Exercise directions. Wherever a line holds the word "title", copy that line out.

Data provided.
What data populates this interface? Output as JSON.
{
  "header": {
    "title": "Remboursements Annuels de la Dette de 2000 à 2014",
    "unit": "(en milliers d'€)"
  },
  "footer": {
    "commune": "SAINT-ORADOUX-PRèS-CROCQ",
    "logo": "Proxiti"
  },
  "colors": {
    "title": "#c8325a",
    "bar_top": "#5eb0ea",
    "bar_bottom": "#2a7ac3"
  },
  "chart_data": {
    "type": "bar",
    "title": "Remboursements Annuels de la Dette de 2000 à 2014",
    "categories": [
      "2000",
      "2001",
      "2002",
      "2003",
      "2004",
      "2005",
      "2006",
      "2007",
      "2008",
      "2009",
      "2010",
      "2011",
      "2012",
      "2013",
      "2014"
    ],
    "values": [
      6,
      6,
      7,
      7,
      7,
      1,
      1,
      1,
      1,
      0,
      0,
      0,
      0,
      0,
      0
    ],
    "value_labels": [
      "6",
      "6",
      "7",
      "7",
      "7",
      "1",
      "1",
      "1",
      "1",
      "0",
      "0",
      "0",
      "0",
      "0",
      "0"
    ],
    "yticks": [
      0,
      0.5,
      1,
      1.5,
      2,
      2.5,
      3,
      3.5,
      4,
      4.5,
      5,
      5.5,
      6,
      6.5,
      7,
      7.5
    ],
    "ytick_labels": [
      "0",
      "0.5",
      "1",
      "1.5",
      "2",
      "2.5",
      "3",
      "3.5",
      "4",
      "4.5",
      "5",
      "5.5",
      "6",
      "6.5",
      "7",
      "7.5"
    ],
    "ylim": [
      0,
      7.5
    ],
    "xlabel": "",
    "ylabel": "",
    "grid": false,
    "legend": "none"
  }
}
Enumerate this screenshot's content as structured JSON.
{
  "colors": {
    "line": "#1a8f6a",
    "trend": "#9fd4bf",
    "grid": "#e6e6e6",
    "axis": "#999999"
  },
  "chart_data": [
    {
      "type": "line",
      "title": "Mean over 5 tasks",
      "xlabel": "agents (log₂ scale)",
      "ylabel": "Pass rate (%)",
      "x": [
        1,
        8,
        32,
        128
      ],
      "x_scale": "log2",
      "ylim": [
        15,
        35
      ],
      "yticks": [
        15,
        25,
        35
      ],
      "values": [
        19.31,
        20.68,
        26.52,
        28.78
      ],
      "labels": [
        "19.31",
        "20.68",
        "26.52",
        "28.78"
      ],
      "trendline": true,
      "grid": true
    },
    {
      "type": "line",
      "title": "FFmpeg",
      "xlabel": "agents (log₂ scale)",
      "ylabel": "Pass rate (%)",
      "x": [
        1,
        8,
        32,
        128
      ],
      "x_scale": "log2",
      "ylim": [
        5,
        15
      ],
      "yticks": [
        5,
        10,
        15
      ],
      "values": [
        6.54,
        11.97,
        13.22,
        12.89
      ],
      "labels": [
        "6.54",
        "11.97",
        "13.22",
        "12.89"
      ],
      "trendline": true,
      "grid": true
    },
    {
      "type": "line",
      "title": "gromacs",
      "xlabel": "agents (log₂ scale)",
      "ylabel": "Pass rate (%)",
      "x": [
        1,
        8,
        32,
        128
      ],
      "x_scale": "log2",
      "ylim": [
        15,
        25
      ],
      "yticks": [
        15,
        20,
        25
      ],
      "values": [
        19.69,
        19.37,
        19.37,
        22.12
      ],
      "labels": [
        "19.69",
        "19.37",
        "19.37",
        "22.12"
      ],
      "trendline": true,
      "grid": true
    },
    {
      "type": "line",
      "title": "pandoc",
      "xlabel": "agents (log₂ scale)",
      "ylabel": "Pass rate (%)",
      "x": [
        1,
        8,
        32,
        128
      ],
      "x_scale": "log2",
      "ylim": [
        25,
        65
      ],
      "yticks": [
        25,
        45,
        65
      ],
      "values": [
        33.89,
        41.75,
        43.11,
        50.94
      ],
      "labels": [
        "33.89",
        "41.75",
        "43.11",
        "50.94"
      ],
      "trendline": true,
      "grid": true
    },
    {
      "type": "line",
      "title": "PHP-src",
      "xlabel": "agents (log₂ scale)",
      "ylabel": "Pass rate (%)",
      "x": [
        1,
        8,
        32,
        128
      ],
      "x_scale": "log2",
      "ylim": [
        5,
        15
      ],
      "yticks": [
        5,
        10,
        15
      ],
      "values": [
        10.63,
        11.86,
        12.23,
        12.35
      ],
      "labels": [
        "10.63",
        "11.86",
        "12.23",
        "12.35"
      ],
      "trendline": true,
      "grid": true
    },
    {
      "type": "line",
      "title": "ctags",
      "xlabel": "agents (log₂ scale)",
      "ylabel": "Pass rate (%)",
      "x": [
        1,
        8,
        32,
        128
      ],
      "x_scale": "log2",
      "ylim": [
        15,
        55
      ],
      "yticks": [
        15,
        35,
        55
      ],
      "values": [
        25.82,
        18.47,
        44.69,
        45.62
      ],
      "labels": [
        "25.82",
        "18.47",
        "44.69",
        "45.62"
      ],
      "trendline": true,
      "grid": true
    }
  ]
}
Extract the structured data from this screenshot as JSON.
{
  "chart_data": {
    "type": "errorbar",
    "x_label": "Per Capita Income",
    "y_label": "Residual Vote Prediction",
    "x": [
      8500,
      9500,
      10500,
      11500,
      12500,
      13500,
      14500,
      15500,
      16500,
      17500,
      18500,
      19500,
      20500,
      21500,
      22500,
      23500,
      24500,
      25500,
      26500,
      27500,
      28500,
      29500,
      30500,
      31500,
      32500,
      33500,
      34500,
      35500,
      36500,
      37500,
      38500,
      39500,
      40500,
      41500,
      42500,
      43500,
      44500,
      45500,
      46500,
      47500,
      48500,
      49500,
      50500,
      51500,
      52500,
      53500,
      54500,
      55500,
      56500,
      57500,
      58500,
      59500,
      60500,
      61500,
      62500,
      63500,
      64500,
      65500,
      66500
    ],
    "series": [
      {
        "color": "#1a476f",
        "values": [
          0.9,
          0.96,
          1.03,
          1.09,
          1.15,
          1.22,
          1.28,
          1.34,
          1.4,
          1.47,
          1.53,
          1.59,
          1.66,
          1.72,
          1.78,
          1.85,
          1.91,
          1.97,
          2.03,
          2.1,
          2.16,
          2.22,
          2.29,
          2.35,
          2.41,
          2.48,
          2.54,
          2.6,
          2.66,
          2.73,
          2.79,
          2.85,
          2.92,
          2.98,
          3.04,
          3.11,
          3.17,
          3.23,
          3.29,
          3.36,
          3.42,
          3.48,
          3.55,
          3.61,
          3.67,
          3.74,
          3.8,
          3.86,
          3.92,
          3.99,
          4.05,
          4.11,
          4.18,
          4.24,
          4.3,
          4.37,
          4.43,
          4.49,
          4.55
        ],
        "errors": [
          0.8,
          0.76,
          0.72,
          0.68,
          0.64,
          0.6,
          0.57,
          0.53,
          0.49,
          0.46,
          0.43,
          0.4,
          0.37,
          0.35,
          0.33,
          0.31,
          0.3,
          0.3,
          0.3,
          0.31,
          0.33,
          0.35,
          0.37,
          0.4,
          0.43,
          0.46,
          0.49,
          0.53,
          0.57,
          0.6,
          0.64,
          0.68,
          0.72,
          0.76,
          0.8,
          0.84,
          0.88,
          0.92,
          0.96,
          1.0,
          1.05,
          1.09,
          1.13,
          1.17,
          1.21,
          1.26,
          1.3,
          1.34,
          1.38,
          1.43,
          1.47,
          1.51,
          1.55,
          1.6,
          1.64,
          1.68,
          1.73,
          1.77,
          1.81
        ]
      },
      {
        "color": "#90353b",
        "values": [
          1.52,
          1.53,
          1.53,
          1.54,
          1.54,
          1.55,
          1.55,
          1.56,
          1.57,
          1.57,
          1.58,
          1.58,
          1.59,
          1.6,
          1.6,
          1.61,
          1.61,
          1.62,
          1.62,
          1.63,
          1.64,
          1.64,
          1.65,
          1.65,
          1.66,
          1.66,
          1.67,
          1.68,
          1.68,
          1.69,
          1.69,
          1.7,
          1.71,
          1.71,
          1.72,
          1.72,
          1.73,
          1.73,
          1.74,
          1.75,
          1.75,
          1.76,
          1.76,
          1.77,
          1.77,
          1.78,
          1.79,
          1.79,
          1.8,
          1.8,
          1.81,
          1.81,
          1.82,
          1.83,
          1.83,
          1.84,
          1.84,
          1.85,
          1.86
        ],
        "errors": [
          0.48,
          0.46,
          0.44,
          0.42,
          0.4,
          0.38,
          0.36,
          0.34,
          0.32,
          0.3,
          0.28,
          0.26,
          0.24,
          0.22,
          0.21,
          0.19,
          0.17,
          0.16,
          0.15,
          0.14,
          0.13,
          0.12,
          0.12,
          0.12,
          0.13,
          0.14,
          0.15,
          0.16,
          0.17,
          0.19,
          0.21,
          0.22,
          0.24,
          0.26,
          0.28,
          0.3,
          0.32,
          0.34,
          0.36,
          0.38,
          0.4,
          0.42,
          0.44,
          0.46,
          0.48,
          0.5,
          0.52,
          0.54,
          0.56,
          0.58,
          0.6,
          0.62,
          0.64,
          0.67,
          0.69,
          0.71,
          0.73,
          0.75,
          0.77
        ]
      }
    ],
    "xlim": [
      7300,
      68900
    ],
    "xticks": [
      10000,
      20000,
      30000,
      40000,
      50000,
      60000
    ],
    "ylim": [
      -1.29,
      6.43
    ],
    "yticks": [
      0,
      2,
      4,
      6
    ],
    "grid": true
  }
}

Solution to this problem.
    "title": "Remboursements Annuels de la Dette de 2000 à 2014",
    "title": "#c8325a",
    "title": "Remboursements Annuels de la Dette de 2000 à 2014",
      "title": "Mean over 5 tasks",
      "title": "FFmpeg",
      "title": "gromacs",
      "title": "pandoc",
      "title": "PHP-src",
      "title": "ctags",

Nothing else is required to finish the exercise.